# Task
Your answer must consist solely of the number of lines that contain the word "Wrover".

# Extracted records
■ ■ ■ ■

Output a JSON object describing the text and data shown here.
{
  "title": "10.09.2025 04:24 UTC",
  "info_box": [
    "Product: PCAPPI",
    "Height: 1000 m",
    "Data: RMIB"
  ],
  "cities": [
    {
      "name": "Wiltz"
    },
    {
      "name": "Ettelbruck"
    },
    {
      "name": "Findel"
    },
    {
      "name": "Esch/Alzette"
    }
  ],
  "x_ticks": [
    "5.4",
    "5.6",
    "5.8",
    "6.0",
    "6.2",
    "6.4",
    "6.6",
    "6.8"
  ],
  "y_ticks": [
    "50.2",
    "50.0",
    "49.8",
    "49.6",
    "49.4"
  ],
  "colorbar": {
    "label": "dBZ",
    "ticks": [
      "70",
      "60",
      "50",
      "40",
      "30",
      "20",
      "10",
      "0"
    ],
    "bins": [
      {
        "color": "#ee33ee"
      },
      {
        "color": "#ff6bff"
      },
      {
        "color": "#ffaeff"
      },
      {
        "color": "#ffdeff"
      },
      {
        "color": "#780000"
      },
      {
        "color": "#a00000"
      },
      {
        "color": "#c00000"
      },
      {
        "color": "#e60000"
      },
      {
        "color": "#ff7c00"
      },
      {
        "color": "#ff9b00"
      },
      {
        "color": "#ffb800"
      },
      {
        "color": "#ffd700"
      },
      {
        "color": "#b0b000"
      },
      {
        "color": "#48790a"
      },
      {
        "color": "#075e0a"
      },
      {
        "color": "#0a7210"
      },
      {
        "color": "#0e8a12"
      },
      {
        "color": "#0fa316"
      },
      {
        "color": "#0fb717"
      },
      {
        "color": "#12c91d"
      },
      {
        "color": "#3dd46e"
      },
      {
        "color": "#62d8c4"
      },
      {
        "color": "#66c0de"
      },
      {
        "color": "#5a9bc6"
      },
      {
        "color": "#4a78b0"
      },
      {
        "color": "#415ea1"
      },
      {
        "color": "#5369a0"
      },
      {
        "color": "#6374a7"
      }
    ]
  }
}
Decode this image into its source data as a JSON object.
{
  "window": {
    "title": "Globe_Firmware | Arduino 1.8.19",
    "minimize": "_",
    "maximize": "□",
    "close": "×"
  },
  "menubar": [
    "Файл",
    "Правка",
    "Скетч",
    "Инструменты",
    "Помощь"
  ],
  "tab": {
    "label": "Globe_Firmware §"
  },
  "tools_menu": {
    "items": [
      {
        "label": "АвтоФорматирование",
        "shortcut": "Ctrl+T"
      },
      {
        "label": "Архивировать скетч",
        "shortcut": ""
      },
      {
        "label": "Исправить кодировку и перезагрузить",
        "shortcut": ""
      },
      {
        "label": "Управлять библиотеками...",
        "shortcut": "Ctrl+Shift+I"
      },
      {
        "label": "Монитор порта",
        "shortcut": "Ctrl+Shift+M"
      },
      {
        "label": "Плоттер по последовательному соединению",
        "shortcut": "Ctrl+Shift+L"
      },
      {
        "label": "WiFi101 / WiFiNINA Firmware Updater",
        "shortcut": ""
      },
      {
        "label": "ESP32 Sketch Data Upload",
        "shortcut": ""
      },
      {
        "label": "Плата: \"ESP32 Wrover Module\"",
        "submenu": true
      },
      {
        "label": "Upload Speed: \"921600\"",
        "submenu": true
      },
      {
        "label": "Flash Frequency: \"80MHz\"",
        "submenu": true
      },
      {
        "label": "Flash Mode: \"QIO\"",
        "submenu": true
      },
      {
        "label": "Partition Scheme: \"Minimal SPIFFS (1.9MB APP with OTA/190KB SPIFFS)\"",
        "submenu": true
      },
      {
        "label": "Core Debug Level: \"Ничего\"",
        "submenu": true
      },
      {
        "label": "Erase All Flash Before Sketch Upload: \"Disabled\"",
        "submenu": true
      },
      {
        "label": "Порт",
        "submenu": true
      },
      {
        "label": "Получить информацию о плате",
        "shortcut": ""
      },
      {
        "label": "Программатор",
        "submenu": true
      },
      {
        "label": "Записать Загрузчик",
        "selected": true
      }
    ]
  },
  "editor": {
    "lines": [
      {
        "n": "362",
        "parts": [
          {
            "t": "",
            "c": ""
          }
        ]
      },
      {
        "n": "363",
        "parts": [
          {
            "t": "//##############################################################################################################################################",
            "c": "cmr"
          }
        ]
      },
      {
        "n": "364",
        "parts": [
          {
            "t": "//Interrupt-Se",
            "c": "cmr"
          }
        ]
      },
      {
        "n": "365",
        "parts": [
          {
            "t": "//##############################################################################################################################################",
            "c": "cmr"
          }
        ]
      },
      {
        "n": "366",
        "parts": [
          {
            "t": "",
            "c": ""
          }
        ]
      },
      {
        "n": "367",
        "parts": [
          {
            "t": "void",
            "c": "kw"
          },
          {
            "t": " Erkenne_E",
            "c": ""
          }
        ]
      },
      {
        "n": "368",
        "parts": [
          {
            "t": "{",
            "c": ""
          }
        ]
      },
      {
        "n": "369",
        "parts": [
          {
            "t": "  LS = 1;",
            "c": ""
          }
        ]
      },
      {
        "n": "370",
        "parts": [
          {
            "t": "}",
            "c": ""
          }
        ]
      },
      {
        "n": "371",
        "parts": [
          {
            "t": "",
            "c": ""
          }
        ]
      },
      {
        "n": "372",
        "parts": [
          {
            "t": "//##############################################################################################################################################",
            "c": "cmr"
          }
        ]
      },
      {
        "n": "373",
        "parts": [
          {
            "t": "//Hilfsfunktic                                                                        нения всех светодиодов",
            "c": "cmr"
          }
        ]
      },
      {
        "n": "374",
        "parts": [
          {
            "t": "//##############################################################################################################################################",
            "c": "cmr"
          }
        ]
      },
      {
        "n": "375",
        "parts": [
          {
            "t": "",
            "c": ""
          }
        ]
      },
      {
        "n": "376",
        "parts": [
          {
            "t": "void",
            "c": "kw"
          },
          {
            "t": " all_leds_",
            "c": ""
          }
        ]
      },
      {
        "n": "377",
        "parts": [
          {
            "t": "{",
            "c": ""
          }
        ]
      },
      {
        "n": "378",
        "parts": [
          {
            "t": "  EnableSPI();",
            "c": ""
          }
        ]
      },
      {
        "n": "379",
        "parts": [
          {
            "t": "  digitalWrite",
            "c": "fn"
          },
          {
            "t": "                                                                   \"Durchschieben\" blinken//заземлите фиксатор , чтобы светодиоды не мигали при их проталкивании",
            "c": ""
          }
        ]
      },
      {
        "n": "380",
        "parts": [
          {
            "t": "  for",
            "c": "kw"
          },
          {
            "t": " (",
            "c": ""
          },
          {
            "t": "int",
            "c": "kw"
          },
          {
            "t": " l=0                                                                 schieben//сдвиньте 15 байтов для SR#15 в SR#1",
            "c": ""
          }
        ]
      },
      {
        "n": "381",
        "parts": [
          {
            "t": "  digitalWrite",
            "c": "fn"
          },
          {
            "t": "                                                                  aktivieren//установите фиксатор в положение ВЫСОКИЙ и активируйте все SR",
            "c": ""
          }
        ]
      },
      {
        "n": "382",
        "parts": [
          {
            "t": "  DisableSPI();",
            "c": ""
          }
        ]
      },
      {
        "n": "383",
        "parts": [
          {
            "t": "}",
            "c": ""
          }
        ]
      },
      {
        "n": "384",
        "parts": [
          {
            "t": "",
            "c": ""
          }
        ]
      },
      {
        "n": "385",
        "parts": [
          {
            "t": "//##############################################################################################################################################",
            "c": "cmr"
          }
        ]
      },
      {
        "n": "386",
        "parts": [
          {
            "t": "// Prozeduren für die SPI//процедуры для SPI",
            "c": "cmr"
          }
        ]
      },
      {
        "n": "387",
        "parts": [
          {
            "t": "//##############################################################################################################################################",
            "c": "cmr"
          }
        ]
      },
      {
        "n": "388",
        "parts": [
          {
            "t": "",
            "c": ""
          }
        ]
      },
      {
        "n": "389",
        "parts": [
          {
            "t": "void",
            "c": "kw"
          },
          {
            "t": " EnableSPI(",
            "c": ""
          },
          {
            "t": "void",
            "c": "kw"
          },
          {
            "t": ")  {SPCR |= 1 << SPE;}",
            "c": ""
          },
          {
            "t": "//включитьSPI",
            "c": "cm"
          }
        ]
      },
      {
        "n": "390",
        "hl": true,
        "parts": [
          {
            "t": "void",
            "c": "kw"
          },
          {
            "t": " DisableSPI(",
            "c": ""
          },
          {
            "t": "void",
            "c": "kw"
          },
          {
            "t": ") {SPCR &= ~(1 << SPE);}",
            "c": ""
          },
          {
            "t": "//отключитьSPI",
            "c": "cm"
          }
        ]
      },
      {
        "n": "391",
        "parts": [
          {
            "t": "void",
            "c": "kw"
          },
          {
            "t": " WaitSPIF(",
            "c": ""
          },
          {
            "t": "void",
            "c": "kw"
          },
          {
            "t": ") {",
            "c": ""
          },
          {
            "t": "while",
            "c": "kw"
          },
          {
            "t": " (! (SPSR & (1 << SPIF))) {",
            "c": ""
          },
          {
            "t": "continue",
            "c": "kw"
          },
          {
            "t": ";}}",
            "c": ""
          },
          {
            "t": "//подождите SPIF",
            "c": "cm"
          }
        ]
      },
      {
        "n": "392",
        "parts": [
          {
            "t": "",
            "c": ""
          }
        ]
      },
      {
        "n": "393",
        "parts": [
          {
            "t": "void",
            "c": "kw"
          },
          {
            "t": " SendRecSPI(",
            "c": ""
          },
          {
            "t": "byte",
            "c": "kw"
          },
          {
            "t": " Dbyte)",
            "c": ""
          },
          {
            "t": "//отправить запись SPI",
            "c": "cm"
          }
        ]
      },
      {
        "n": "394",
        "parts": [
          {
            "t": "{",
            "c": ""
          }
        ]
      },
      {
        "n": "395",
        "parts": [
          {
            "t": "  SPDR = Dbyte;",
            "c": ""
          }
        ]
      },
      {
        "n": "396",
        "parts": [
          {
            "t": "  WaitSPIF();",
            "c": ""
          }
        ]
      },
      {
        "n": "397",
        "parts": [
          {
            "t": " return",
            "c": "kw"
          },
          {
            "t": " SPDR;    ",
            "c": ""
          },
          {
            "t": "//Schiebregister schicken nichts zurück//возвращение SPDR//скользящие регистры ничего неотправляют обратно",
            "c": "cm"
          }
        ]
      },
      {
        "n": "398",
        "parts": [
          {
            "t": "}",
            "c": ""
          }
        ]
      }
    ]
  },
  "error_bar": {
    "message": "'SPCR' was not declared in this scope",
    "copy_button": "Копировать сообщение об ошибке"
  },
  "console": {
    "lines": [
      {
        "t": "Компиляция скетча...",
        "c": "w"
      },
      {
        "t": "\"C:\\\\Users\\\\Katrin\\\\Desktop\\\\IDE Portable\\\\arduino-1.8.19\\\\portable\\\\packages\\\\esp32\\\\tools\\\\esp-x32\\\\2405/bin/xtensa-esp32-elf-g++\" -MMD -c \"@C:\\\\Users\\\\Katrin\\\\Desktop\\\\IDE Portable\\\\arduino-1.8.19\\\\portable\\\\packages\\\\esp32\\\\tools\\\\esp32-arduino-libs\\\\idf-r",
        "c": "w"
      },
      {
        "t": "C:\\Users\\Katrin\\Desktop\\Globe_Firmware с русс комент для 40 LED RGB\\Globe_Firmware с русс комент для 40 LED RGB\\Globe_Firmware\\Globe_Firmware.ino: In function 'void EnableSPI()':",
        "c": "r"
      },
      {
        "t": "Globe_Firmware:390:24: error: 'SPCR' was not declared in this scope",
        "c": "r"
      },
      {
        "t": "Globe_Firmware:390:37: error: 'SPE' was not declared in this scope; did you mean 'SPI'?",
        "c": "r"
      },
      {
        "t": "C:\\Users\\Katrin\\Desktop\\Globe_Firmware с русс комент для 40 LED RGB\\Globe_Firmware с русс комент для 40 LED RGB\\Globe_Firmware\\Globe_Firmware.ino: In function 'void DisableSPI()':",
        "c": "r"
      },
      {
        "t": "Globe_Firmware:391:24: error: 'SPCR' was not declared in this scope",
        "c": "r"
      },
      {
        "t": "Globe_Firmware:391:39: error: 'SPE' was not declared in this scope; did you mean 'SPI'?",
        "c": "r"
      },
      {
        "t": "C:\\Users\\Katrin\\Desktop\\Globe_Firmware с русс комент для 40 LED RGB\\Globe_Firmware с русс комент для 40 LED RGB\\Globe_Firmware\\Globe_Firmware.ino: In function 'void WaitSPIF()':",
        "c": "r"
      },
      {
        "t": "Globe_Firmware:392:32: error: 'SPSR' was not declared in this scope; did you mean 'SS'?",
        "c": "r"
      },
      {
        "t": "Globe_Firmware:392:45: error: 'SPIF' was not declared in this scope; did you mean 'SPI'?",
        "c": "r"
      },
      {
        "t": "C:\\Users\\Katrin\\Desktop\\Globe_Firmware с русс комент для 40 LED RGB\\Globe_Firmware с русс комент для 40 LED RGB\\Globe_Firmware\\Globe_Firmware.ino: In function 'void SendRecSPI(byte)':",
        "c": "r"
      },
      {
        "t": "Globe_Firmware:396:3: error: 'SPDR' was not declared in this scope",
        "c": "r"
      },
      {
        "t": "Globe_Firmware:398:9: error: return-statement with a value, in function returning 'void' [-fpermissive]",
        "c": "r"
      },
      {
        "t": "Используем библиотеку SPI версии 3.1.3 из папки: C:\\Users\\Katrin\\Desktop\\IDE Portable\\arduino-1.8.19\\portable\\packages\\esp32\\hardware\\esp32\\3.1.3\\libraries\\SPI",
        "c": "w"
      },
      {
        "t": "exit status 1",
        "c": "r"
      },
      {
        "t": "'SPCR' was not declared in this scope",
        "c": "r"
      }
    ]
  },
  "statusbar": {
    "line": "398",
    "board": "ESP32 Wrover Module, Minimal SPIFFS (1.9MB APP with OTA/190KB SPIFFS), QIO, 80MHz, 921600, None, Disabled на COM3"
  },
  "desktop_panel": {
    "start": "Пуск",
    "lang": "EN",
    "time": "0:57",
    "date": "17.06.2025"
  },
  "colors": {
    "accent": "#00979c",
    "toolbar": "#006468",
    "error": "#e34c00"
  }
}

■ ■ ■ ■

# Task output
2